_PROBLEM STATEMENT_: Leave out the pictures; transcribe all else exactly.

--- START OF MATERIAL FOR THIS EXERCISE ---

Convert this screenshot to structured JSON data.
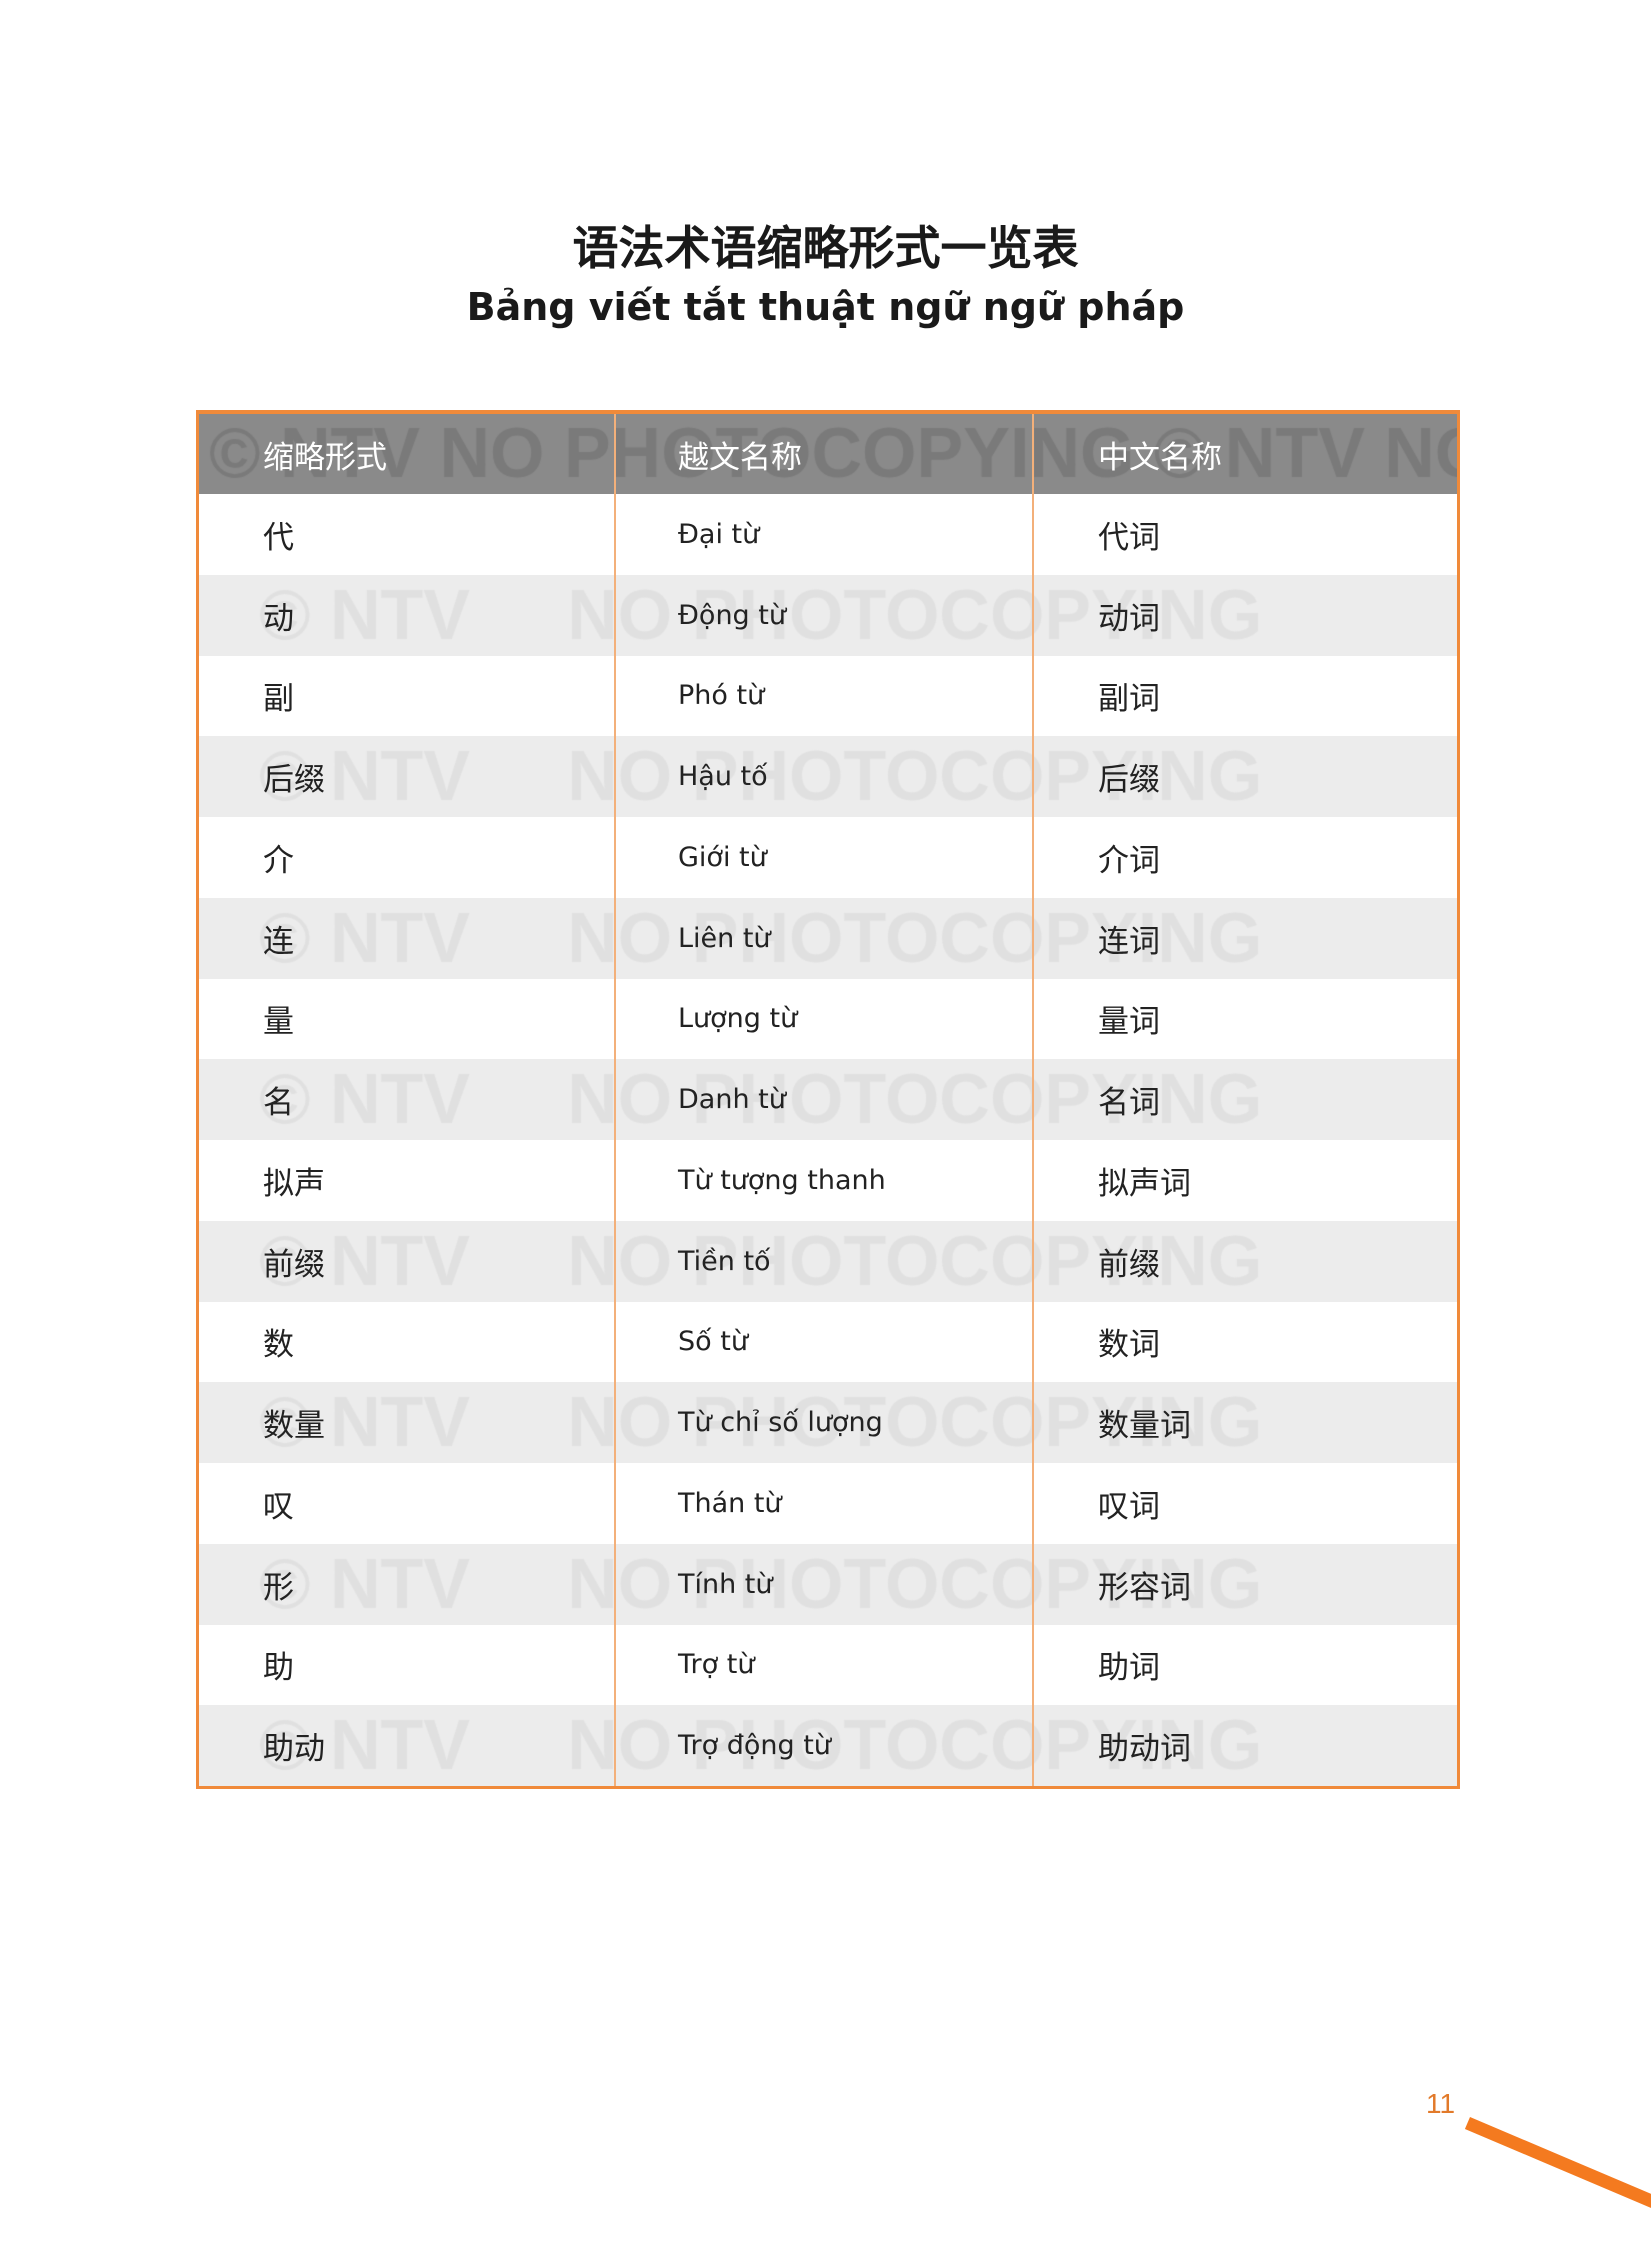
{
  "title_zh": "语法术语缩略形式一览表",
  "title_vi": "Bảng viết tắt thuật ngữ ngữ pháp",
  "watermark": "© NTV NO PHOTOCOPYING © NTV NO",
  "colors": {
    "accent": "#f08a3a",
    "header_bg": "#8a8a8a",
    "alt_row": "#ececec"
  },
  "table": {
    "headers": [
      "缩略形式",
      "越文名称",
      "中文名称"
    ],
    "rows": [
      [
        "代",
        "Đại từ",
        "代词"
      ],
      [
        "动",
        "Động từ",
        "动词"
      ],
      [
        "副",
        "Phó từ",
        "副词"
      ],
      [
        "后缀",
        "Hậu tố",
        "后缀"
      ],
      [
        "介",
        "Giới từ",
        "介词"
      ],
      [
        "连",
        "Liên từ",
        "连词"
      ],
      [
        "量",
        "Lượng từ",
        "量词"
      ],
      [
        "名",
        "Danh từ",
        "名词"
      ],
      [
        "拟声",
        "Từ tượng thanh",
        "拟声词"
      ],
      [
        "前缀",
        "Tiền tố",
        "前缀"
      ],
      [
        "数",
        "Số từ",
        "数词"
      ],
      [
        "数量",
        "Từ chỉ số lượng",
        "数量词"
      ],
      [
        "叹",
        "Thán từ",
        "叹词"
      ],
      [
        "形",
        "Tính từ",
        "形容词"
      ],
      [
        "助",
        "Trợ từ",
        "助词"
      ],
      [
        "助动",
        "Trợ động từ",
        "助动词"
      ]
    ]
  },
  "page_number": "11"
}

--- END OF MATERIAL FOR THIS EXERCISE ---

_WORKED ANSWER_:
Convert this screenshot to structured JSON data.
{
  "title_zh": "语法术语缩略形式一览表",
  "title_vi": "Bảng viết tắt thuật ngữ ngữ pháp",
  "watermark": "© NTV NO PHOTOCOPYING © NTV NO",
  "colors": {
    "accent": "#f08a3a",
    "header_bg": "#8a8a8a",
    "alt_row": "#ececec"
  },
  "table": {
    "headers": [
      "缩略形式",
      "越文名称",
      "中文名称"
    ],
    "rows": [
      [
        "代",
        "Đại từ",
        "代词"
      ],
      [
        "动",
        "Động từ",
        "动词"
      ],
      [
        "副",
        "Phó từ",
        "副词"
      ],
      [
        "后缀",
        "Hậu tố",
        "后缀"
      ],
      [
        "介",
        "Giới từ",
        "介词"
      ],
      [
        "连",
        "Liên từ",
        "连词"
      ],
      [
        "量",
        "Lượng từ",
        "量词"
      ],
      [
        "名",
        "Danh từ",
        "名词"
      ],
      [
        "拟声",
        "Từ tượng thanh",
        "拟声词"
      ],
      [
        "前缀",
        "Tiền tố",
        "前缀"
      ],
      [
        "数",
        "Số từ",
        "数词"
      ],
      [
        "数量",
        "Từ chỉ số lượng",
        "数量词"
      ],
      [
        "叹",
        "Thán từ",
        "叹词"
      ],
      [
        "形",
        "Tính từ",
        "形容词"
      ],
      [
        "助",
        "Trợ từ",
        "助词"
      ],
      [
        "助动",
        "Trợ động từ",
        "助动词"
      ]
    ]
  },
  "page_number": "11"
}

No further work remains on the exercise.